#### Direction
Among the lines of these entries, how many hold the word "México"? State only the number.

#### Extracted records

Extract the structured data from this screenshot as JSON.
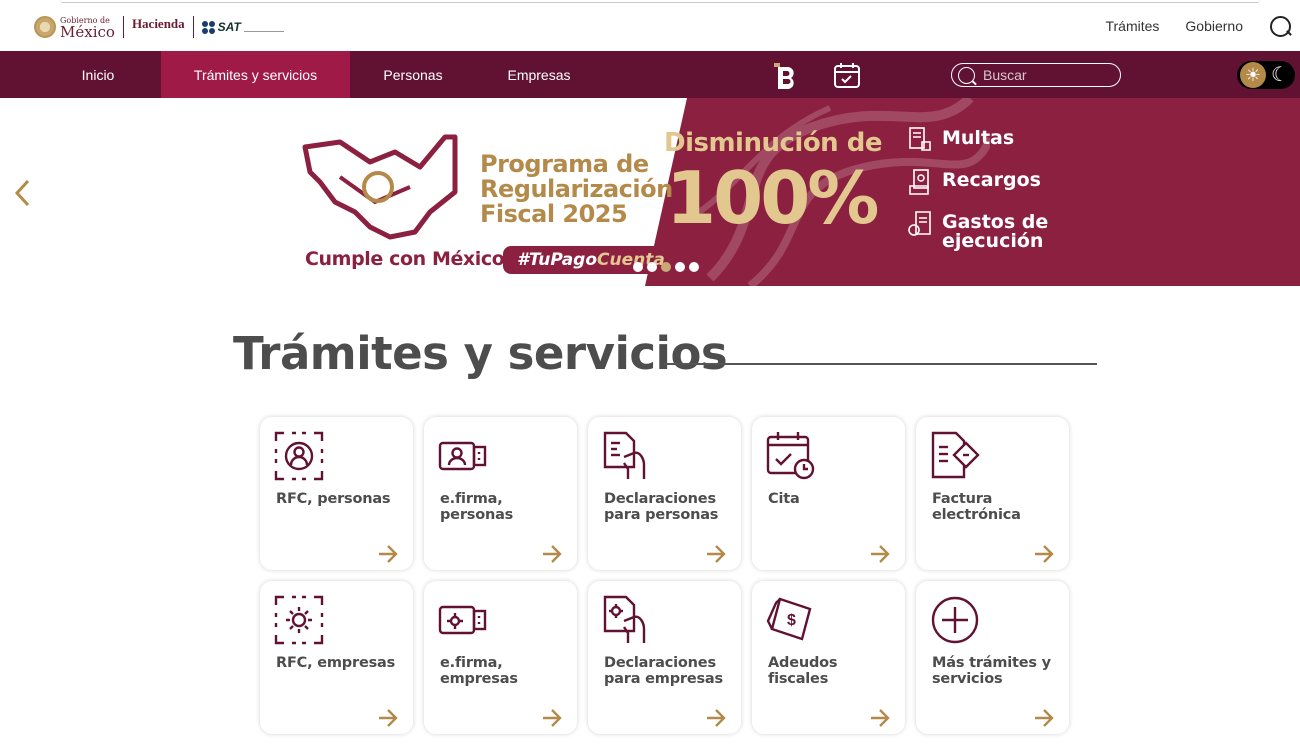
{
  "header": {
    "logo_gobierno_small": "Gobierno de",
    "logo_gobierno_big": "México",
    "logo_hacienda": "Hacienda",
    "logo_sat": "SAT",
    "links": [
      "Trámites",
      "Gobierno"
    ]
  },
  "nav": {
    "items": [
      "Inicio",
      "Trámites y servicios",
      "Personas",
      "Empresas"
    ],
    "active": "Trámites y servicios",
    "search_placeholder": "Buscar"
  },
  "banner": {
    "program_line1": "Programa de",
    "program_line2": "Regularización",
    "program_line3": "Fiscal 2025",
    "slogan": "Cumple con México",
    "hashtag_a": "#TuPago",
    "hashtag_b": "Cuenta",
    "disminucion": "Disminución de",
    "percent": "100%",
    "benefits": [
      "Multas",
      "Recargos",
      "Gastos de ejecución"
    ],
    "slide_count": 5,
    "active_slide": 3
  },
  "section": {
    "title": "Trámites y servicios"
  },
  "cards": [
    {
      "label": "RFC, personas",
      "icon": "rfc-person-icon"
    },
    {
      "label": "e.firma, personas",
      "icon": "efirma-person-icon"
    },
    {
      "label": "Declaraciones para personas",
      "icon": "declaration-person-icon"
    },
    {
      "label": "Cita",
      "icon": "calendar-clock-icon"
    },
    {
      "label": "Factura electrónica",
      "icon": "invoice-icon"
    },
    {
      "label": "RFC, empresas",
      "icon": "rfc-company-icon"
    },
    {
      "label": "e.firma, empresas",
      "icon": "efirma-company-icon"
    },
    {
      "label": "Declaraciones para empresas",
      "icon": "declaration-company-icon"
    },
    {
      "label": "Adeudos fiscales",
      "icon": "tax-debt-icon"
    },
    {
      "label": "Más trámites y servicios",
      "icon": "plus-circle-icon"
    }
  ],
  "colors": {
    "guinda": "#611232",
    "guinda_active": "#a01a48",
    "banner_red": "#8c2041",
    "gold": "#b48a4a",
    "light_gold": "#e2c78f"
  }
}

#### Written answer
2